Task to carry out. Do not include the pictures; repeat the rest of the data exactly.
◇ ◇ ◇ ◇ ◇ ◇ ◇
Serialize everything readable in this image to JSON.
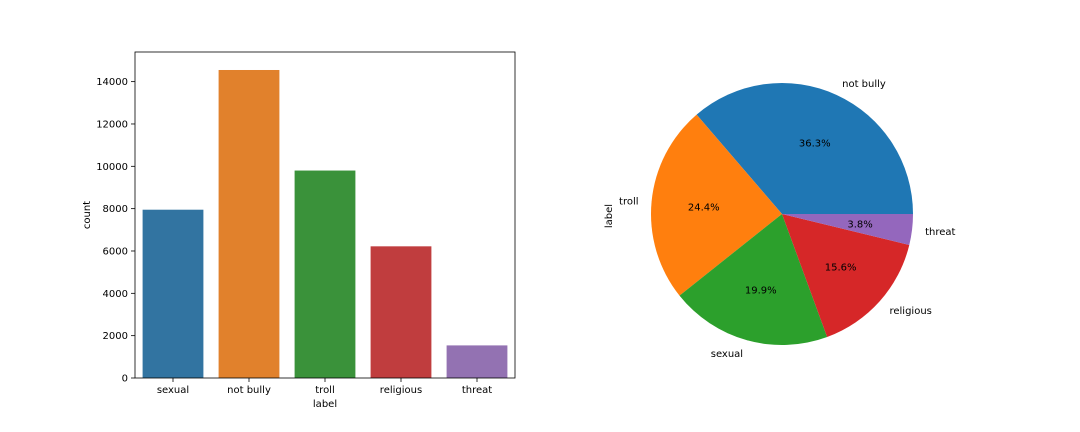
{
  "chart_data": [
    {
      "type": "bar",
      "xlabel": "label",
      "ylabel": "count",
      "categories": [
        "sexual",
        "not bully",
        "troll",
        "religious",
        "threat"
      ],
      "values": [
        7950,
        14550,
        9800,
        6220,
        1540
      ],
      "colors": [
        "#3274a1",
        "#e1812c",
        "#3a923a",
        "#c03d3e",
        "#9372b2"
      ],
      "ylim": [
        0,
        15400
      ],
      "yticks": [
        0,
        2000,
        4000,
        6000,
        8000,
        10000,
        12000,
        14000
      ],
      "grid": false
    },
    {
      "type": "pie",
      "ylabel": "label",
      "slices": [
        {
          "label": "not bully",
          "pct_label": "36.3%",
          "value": 36.3,
          "color": "#1f77b4"
        },
        {
          "label": "troll",
          "pct_label": "24.4%",
          "value": 24.4,
          "color": "#ff7f0e"
        },
        {
          "label": "sexual",
          "pct_label": "19.9%",
          "value": 19.9,
          "color": "#2ca02c"
        },
        {
          "label": "religious",
          "pct_label": "15.6%",
          "value": 15.6,
          "color": "#d62728"
        },
        {
          "label": "threat",
          "pct_label": "3.8%",
          "value": 3.8,
          "color": "#9467bd"
        }
      ]
    }
  ]
}
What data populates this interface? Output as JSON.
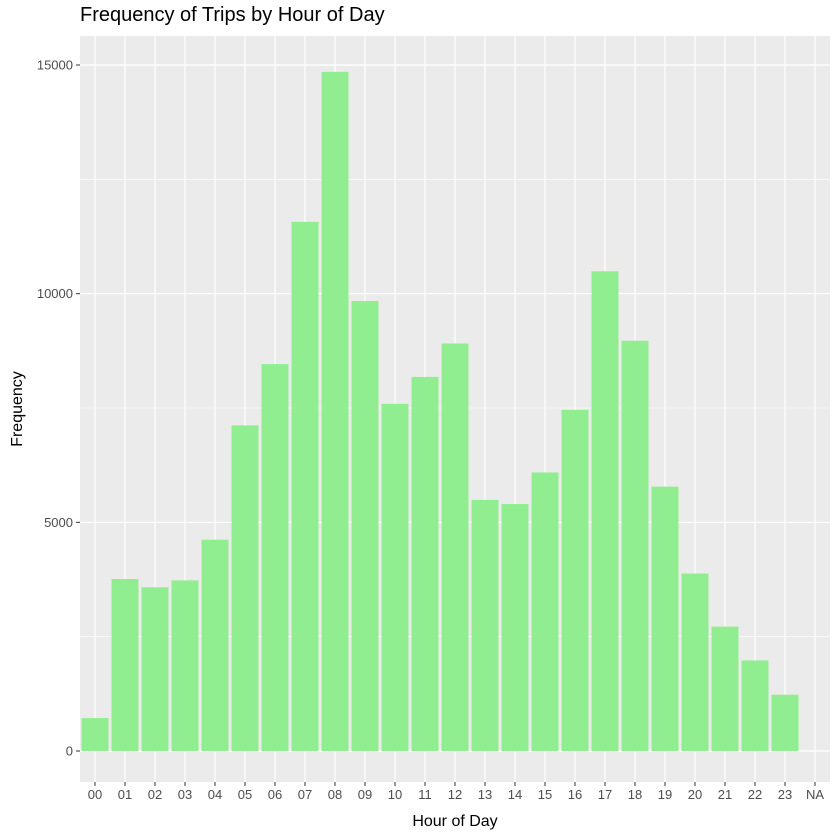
{
  "chart_data": {
    "type": "bar",
    "title": "Frequency of Trips by Hour of Day",
    "xlabel": "Hour of Day",
    "ylabel": "Frequency",
    "categories": [
      "00",
      "01",
      "02",
      "03",
      "04",
      "05",
      "06",
      "07",
      "08",
      "09",
      "10",
      "11",
      "12",
      "13",
      "14",
      "15",
      "16",
      "17",
      "18",
      "19",
      "20",
      "21",
      "22",
      "23",
      "NA"
    ],
    "values": [
      720,
      3760,
      3580,
      3730,
      4620,
      7120,
      8460,
      11570,
      14850,
      9840,
      7590,
      8180,
      8910,
      5490,
      5400,
      6090,
      7460,
      10490,
      8970,
      5780,
      3880,
      2720,
      1980,
      1230,
      0
    ],
    "ylim": [
      0,
      15600
    ],
    "yticks": [
      0,
      5000,
      10000,
      15000
    ],
    "ytick_labels": [
      "0",
      "5000",
      "10000",
      "15000"
    ],
    "bar_color": "#90EE90",
    "panel_background": "#EBEBEB",
    "grid": true
  }
}
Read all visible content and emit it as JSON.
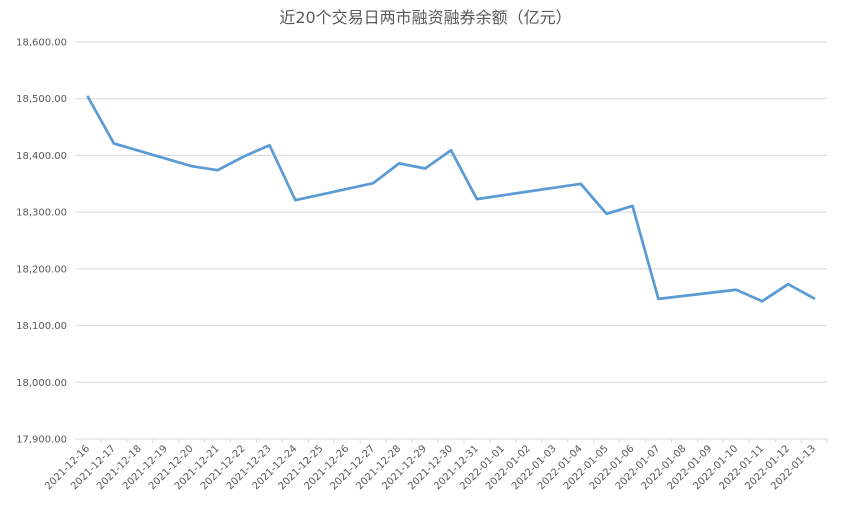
{
  "chart_data": {
    "type": "line",
    "title": "近20个交易日两市融资融券余额（亿元）",
    "xlabel": "",
    "ylabel": "",
    "ylim": [
      17900,
      18600
    ],
    "y_ticks": [
      17900,
      18000,
      18100,
      18200,
      18300,
      18400,
      18500,
      18600
    ],
    "y_tick_labels": [
      "17,900.00",
      "18,000.00",
      "18,100.00",
      "18,200.00",
      "18,300.00",
      "18,400.00",
      "18,500.00",
      "18,600.00"
    ],
    "grid": true,
    "legend": "none",
    "line_color": "#5B9BD5",
    "categories": [
      "2021-12-16",
      "2021-12-17",
      "2021-12-18",
      "2021-12-19",
      "2021-12-20",
      "2021-12-21",
      "2021-12-22",
      "2021-12-23",
      "2021-12-24",
      "2021-12-25",
      "2021-12-26",
      "2021-12-27",
      "2021-12-28",
      "2021-12-29",
      "2021-12-30",
      "2021-12-31",
      "2022-01-01",
      "2022-01-02",
      "2022-01-03",
      "2022-01-04",
      "2022-01-05",
      "2022-01-06",
      "2022-01-07",
      "2022-01-08",
      "2022-01-09",
      "2022-01-10",
      "2022-01-11",
      "2022-01-12",
      "2022-01-13"
    ],
    "points": [
      {
        "x": "2021-12-16",
        "y": 18503
      },
      {
        "x": "2021-12-17",
        "y": 18421
      },
      {
        "x": "2021-12-20",
        "y": 18381
      },
      {
        "x": "2021-12-21",
        "y": 18374
      },
      {
        "x": "2021-12-22",
        "y": 18398
      },
      {
        "x": "2021-12-23",
        "y": 18418
      },
      {
        "x": "2021-12-24",
        "y": 18321
      },
      {
        "x": "2021-12-27",
        "y": 18351
      },
      {
        "x": "2021-12-28",
        "y": 18386
      },
      {
        "x": "2021-12-29",
        "y": 18377
      },
      {
        "x": "2021-12-30",
        "y": 18409
      },
      {
        "x": "2021-12-31",
        "y": 18323
      },
      {
        "x": "2022-01-04",
        "y": 18350
      },
      {
        "x": "2022-01-05",
        "y": 18297
      },
      {
        "x": "2022-01-06",
        "y": 18311
      },
      {
        "x": "2022-01-07",
        "y": 18147
      },
      {
        "x": "2022-01-10",
        "y": 18163
      },
      {
        "x": "2022-01-11",
        "y": 18143
      },
      {
        "x": "2022-01-12",
        "y": 18173
      },
      {
        "x": "2022-01-13",
        "y": 18148
      }
    ]
  }
}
◇ ◇ ◇ ◇ ◇ ◇ ◇
The reply.
Serialize everything readable in this image to JSON.
{
  "chart_data": [
    {
      "type": "bar",
      "xlabel": "label",
      "ylabel": "count",
      "categories": [
        "sexual",
        "not bully",
        "troll",
        "religious",
        "threat"
      ],
      "values": [
        7950,
        14550,
        9800,
        6220,
        1540
      ],
      "colors": [
        "#3274a1",
        "#e1812c",
        "#3a923a",
        "#c03d3e",
        "#9372b2"
      ],
      "ylim": [
        0,
        15400
      ],
      "yticks": [
        0,
        2000,
        4000,
        6000,
        8000,
        10000,
        12000,
        14000
      ],
      "grid": false
    },
    {
      "type": "pie",
      "ylabel": "label",
      "slices": [
        {
          "label": "not bully",
          "pct_label": "36.3%",
          "value": 36.3,
          "color": "#1f77b4"
        },
        {
          "label": "troll",
          "pct_label": "24.4%",
          "value": 24.4,
          "color": "#ff7f0e"
        },
        {
          "label": "sexual",
          "pct_label": "19.9%",
          "value": 19.9,
          "color": "#2ca02c"
        },
        {
          "label": "religious",
          "pct_label": "15.6%",
          "value": 15.6,
          "color": "#d62728"
        },
        {
          "label": "threat",
          "pct_label": "3.8%",
          "value": 3.8,
          "color": "#9467bd"
        }
      ]
    }
  ]
}
What data populates this interface? Output as JSON.
{
  "chart_data": {
    "type": "bar",
    "title": "Frequency of Trips by Hour of Day",
    "xlabel": "Hour of Day",
    "ylabel": "Frequency",
    "categories": [
      "00",
      "01",
      "02",
      "03",
      "04",
      "05",
      "06",
      "07",
      "08",
      "09",
      "10",
      "11",
      "12",
      "13",
      "14",
      "15",
      "16",
      "17",
      "18",
      "19",
      "20",
      "21",
      "22",
      "23",
      "NA"
    ],
    "values": [
      720,
      3760,
      3580,
      3730,
      4620,
      7120,
      8460,
      11570,
      14850,
      9840,
      7590,
      8180,
      8910,
      5490,
      5400,
      6090,
      7460,
      10490,
      8970,
      5780,
      3880,
      2720,
      1980,
      1230,
      0
    ],
    "ylim": [
      0,
      15600
    ],
    "yticks": [
      0,
      5000,
      10000,
      15000
    ],
    "ytick_labels": [
      "0",
      "5000",
      "10000",
      "15000"
    ],
    "bar_color": "#90EE90",
    "panel_background": "#EBEBEB",
    "grid": true
  }
}
Read all visible content and emit it as JSON.
{
  "chart_data": {
    "type": "line",
    "title": "近20个交易日两市融资融券余额（亿元）",
    "xlabel": "",
    "ylabel": "",
    "ylim": [
      17900,
      18600
    ],
    "y_ticks": [
      17900,
      18000,
      18100,
      18200,
      18300,
      18400,
      18500,
      18600
    ],
    "y_tick_labels": [
      "17,900.00",
      "18,000.00",
      "18,100.00",
      "18,200.00",
      "18,300.00",
      "18,400.00",
      "18,500.00",
      "18,600.00"
    ],
    "grid": true,
    "legend": "none",
    "line_color": "#5B9BD5",
    "categories": [
      "2021-12-16",
      "2021-12-17",
      "2021-12-18",
      "2021-12-19",
      "2021-12-20",
      "2021-12-21",
      "2021-12-22",
      "2021-12-23",
      "2021-12-24",
      "2021-12-25",
      "2021-12-26",
      "2021-12-27",
      "2021-12-28",
      "2021-12-29",
      "2021-12-30",
      "2021-12-31",
      "2022-01-01",
      "2022-01-02",
      "2022-01-03",
      "2022-01-04",
      "2022-01-05",
      "2022-01-06",
      "2022-01-07",
      "2022-01-08",
      "2022-01-09",
      "2022-01-10",
      "2022-01-11",
      "2022-01-12",
      "2022-01-13"
    ],
    "points": [
      {
        "x": "2021-12-16",
        "y": 18503
      },
      {
        "x": "2021-12-17",
        "y": 18421
      },
      {
        "x": "2021-12-20",
        "y": 18381
      },
      {
        "x": "2021-12-21",
        "y": 18374
      },
      {
        "x": "2021-12-22",
        "y": 18398
      },
      {
        "x": "2021-12-23",
        "y": 18418
      },
      {
        "x": "2021-12-24",
        "y": 18321
      },
      {
        "x": "2021-12-27",
        "y": 18351
      },
      {
        "x": "2021-12-28",
        "y": 18386
      },
      {
        "x": "2021-12-29",
        "y": 18377
      },
      {
        "x": "2021-12-30",
        "y": 18409
      },
      {
        "x": "2021-12-31",
        "y": 18323
      },
      {
        "x": "2022-01-04",
        "y": 18350
      },
      {
        "x": "2022-01-05",
        "y": 18297
      },
      {
        "x": "2022-01-06",
        "y": 18311
      },
      {
        "x": "2022-01-07",
        "y": 18147
      },
      {
        "x": "2022-01-10",
        "y": 18163
      },
      {
        "x": "2022-01-11",
        "y": 18143
      },
      {
        "x": "2022-01-12",
        "y": 18173
      },
      {
        "x": "2022-01-13",
        "y": 18148
      }
    ]
  }
}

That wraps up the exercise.